• [Direction 1]: In the post on adviser fees, in which city was the International Adviser Expert Investment Forum held?
• [Direction 2]: Extend the post on adviser fees past its final sentence, keeping the author's first-person voice.

• [Selection]:
------------------------

IFAs and their fee’s

I recently had the pleasure of being part of the panel debate, at the International Adviser Expert Investment Forum in Kuala Lumpur. The main discussion was on the future of the advisory industry and how fee’s should be levied.

Here is an extract from the article

“Stuart Yeomans, chief executive of the Farringdon Group, thought the Labuan Financial Services Authority was only taking “baby steps” to widen and strengthen regulation, and agreed that changes were being driven by the industry.  “I know there are a couple of companies that are taking a fee-based approach,” he said. “I think that’s a good thing for the industry.” Yeomans said he didn’t think LFSA was going to shake up the industry by insisting on fee-based remuneration soon. “Never say ‘never’, but I don’t think it’s going to happen, certainly in the next three to five years,” Yeomans said.”

20150408_Expert Investor Forum-0285-X3

We should not even need this type of discussion if firms were reasonable and open about their fees in the first place. The only reason this is in the limelight, is because of firms that take platform fees, trail fees and then bolt on hidden fund fees too; whereas in my opinion, it should be either or.

In addition to this, many firms feel that a 25 year plan, is the best and right advice for everyone they meet and not just a handful of individuals. I’m not saying a 25 year plan is not right for a 25 year old, but there are too many companies that sell this advice, to every person that they meet; whether they are 25 or 65!

To reiterate …..

  1. My first point is that a client should pay a fund fee upfront or a platform fee ongoing and not both
  2. The second issue is the up front fees from a regular premium contract

One of our unique selling points at Farringdon Group, is that we never take hidden fund fees and even when these were available, we would credit them back to the client.

These so called boutique funds, have harmed most IFA firms and more importantly the client. In my opinion, any fund that offer these hidden fee’s, should be steered clear from by every advisory firm. We have in the past used a handful, with no fee taken; but decided a couple of years ago, that we should not consider them at all, because they always end in the same way. We have even gone further and do not let any fund manager into our office, if they offer a hidden fee.

I know that we are not the only firm that have taken this stance and find it horrific that some firms only invite these type of fund manages in, so that they can earn more money from the client……these companies are the ones that give us all a bad name!

The decision to not use these funds was taken and has served us very well and we believe that Farringdon Group has one of the lowest change of broker rates in the industry. This is mainly due to the fact that we use transparent, daily liquid funds from the worlds biggest institutions.

If a client can ensure that the funds used have the following criteria:

  1. have over USD 1 Billion in their funds
  2. is 3 or 5 star rated by Morning Star
  3. is daily liquid/traded
  4. with no penalty on exit
  5. From a fund company that you have researched and understand the size of

Then they should rest well at night, knowing that their investments should be safe.

------------------------

• [Source excerpt]:
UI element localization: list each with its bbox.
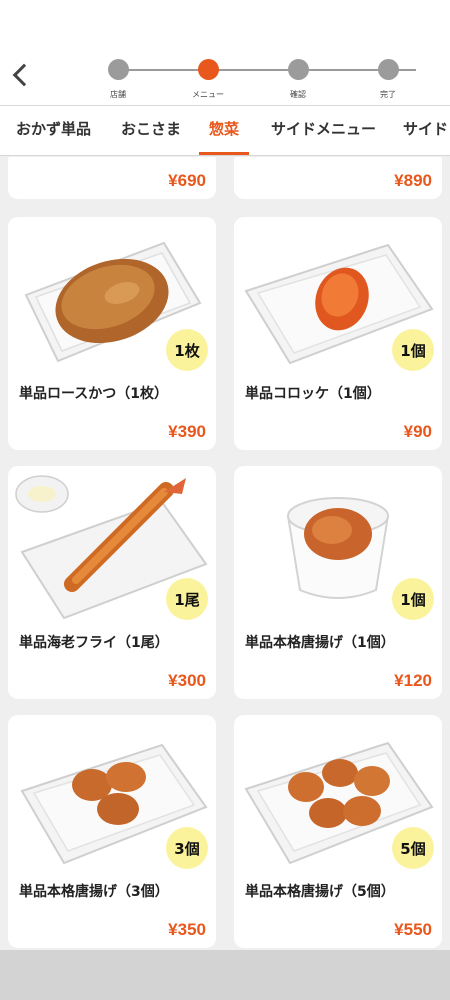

------------------------

• [Reply 1]: Kuala Lumpur.

• [Reply 2]:
Being transparent with fees, is what we already do and it does not effect our business model, where a fee comes from……. an upfront option or an ongoing one, it simply does not matter and we can adapt to either.

Any consultancy firm that feel that they must hide their fees; is more than likely layering more charges and hence should be avoided.

One individual in the audience, at the panel debate, even stated that we should all hide our fees, because he does not want his clients to know how much he earns……..

This type of comment is worrying to say the very least!

Another fee issue, that I see every and every week, is for the longer term regular premium policies. A consultant can get paid a large sum of money up front for a plan, that can last up to 25 years or more and the client may not even know that IFA for more than 18 months!

In my opinion this type of fee, should be split over a number of years, so that the client is proactively managed and not forgot about after a short period of time. The difficulty is that, this can only be led by the regulator, product provider and broker agreeing to such.

This has already happened in multiple jurisdictions and I feel that this needs to happen globally, as soon as possible.

There are too many clients in this world, that think that they are in 18 month flexible plans, when in fact, they are in 25 year policy, which they no longer fund! Some of the worlds biggest firms have got to that size, because of miss-selling these policies or withholding information from their clients.

I have presented at many seminars globally and have teamed up with the likes of KPMG and CBRE to offer the insider knowledge, of what a client should be looking for. If you would like some additional information or feel that the above has happened to you, then please get in contact with me.

The full article can be found below.

http://www.international-adviser.com/news/1019436/malaysian-ifas-switch-fee-service-model-experts

Stuart Yeomans

CEO

Farringdon Group

Kuala Lumpur : Malaysia

   

The UK’s election result and what may happen to Inheritance Tax (IHT) and pension tax, after the Conservatives and David Cameron were successful?

Most people including myself got the General Election wrong and the predicted hung parliament turned out to be an all Blue Conservative government.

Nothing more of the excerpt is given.